**Exercise details**
Review the material line by line. Identify and copy every line that contains the string "situata".

Data entries:
(begin)
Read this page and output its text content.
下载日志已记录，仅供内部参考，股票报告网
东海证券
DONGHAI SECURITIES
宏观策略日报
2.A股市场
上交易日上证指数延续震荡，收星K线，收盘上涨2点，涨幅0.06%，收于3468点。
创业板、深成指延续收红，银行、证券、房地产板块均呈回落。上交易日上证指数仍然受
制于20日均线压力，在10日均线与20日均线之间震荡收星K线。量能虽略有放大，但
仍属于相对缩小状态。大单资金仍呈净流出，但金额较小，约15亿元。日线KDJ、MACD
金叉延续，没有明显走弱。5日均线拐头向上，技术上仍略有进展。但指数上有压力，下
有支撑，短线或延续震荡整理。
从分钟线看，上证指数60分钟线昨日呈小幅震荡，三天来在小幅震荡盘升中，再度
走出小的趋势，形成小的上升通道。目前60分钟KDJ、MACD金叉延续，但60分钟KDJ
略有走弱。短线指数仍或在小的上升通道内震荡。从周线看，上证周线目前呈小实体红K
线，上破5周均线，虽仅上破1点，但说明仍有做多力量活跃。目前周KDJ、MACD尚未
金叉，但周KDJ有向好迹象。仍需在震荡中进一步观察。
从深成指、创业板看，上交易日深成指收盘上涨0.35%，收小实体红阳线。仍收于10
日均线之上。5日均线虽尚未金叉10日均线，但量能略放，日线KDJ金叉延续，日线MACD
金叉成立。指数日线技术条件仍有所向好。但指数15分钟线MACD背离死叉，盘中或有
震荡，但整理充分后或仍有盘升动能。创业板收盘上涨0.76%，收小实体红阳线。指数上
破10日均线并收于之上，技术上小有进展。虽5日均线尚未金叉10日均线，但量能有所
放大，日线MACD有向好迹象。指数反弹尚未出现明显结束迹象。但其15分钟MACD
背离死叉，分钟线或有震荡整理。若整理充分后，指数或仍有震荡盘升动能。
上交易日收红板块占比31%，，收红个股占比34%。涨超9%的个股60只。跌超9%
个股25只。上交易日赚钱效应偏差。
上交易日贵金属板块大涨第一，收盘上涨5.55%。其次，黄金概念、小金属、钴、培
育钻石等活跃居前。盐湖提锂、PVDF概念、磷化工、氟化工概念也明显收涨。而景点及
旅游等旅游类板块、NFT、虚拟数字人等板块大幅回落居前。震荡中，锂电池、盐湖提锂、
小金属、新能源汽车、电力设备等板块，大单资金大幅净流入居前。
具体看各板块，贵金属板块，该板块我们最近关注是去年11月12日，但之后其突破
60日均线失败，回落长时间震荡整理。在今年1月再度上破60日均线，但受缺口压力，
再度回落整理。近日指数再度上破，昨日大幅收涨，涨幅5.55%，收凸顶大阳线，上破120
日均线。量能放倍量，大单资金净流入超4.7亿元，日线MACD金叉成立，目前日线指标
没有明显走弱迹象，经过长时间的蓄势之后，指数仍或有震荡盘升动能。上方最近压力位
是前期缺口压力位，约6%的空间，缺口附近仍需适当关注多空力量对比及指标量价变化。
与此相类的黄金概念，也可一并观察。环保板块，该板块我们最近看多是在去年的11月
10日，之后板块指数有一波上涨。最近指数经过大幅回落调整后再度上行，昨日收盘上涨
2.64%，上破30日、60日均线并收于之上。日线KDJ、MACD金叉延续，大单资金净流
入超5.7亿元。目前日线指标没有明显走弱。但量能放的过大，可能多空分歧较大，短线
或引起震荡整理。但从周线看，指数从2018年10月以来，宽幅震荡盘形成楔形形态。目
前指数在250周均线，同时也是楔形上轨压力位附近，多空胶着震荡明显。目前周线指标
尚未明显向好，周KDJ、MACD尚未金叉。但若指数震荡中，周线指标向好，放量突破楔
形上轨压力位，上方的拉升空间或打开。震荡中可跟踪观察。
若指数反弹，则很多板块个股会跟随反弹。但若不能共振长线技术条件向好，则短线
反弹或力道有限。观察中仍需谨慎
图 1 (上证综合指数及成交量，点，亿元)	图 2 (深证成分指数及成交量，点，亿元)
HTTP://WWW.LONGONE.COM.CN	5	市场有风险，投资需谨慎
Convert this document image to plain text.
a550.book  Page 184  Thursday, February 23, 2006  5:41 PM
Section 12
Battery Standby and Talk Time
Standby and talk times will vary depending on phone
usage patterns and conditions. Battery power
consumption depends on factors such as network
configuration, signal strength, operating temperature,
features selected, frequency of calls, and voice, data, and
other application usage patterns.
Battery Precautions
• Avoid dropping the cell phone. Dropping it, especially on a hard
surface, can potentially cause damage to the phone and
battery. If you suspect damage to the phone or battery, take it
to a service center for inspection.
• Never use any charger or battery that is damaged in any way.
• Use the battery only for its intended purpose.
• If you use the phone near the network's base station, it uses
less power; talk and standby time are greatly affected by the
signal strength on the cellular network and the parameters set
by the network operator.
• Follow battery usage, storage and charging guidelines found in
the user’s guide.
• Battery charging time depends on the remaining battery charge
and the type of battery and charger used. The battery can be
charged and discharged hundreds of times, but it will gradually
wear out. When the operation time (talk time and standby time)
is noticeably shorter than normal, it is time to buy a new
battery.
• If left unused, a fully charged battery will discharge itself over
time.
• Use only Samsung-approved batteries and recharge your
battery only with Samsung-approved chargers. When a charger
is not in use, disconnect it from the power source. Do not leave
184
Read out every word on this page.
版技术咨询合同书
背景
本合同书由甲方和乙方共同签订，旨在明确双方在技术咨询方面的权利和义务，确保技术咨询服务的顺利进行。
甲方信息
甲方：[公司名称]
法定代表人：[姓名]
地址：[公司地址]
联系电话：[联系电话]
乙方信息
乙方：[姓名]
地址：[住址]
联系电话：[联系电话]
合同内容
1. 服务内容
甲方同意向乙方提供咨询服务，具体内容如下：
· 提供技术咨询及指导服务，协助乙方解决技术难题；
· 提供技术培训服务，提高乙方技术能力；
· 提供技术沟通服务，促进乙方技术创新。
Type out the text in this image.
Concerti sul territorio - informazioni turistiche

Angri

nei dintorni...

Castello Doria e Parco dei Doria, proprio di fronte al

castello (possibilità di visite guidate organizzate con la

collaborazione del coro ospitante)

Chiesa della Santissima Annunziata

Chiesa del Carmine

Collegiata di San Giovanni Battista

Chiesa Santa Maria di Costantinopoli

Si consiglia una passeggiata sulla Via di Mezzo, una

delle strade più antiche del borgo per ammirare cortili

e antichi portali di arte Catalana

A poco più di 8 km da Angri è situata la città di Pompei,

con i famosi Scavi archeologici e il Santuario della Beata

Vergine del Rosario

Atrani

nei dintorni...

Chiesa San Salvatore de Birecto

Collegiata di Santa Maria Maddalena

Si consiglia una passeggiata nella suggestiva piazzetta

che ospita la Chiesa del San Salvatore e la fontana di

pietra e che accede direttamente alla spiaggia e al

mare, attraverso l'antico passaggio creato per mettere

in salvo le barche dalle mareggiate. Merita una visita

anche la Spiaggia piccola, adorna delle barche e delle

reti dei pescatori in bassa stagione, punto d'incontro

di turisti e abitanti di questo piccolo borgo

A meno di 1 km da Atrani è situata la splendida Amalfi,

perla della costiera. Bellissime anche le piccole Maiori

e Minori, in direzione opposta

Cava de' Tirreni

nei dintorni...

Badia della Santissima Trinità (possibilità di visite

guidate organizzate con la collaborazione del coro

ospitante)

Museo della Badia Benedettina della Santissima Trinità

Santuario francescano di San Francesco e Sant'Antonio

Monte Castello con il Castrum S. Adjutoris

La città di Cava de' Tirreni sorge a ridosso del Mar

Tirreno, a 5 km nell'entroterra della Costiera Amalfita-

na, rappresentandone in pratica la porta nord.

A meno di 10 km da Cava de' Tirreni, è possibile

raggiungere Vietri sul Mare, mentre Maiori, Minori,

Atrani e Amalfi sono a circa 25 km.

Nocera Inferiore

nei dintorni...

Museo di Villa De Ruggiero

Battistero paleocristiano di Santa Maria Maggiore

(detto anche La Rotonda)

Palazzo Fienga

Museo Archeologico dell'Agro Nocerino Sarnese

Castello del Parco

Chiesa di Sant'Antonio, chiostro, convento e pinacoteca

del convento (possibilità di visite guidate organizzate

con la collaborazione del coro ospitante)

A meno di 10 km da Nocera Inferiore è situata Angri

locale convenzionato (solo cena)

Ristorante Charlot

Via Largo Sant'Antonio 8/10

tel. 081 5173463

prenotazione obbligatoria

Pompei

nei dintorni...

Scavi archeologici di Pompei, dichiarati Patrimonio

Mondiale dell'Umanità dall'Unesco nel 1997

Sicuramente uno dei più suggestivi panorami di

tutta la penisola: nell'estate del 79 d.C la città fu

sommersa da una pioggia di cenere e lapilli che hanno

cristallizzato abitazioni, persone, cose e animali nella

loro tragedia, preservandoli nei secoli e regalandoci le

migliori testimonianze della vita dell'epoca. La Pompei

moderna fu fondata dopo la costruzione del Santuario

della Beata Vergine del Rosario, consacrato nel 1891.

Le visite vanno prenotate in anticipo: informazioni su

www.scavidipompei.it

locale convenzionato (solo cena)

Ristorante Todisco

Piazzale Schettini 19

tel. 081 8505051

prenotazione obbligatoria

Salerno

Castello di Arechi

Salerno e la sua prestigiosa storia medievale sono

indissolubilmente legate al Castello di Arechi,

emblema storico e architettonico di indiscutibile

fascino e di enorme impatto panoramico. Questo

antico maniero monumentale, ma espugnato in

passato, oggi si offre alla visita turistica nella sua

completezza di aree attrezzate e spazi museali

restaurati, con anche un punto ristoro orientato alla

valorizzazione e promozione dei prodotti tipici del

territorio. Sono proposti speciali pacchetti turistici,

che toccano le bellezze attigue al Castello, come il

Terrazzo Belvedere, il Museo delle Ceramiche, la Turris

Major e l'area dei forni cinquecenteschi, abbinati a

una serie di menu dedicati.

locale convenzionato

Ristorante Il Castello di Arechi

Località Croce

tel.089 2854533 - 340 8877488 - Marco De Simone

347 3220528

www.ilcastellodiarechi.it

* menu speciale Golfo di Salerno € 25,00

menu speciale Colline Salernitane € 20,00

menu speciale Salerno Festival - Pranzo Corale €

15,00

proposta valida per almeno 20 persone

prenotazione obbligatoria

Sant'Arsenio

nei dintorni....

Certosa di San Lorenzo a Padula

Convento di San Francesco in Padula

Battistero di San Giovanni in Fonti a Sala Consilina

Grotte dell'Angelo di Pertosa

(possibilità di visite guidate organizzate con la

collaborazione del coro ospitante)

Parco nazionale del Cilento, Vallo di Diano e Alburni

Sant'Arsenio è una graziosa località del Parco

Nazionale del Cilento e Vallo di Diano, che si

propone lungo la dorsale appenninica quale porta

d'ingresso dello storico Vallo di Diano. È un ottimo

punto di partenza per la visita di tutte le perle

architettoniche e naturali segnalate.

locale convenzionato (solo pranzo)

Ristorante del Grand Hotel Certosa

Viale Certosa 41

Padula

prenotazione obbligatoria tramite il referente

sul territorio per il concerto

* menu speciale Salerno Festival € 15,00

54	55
(end)
**Result**
A poco più di 8 km da Angri è situata la città di Pompei,
A meno di 1 km da Atrani è situata la splendida Amalfi,
A meno di 10 km da Nocera Inferiore è situata Angri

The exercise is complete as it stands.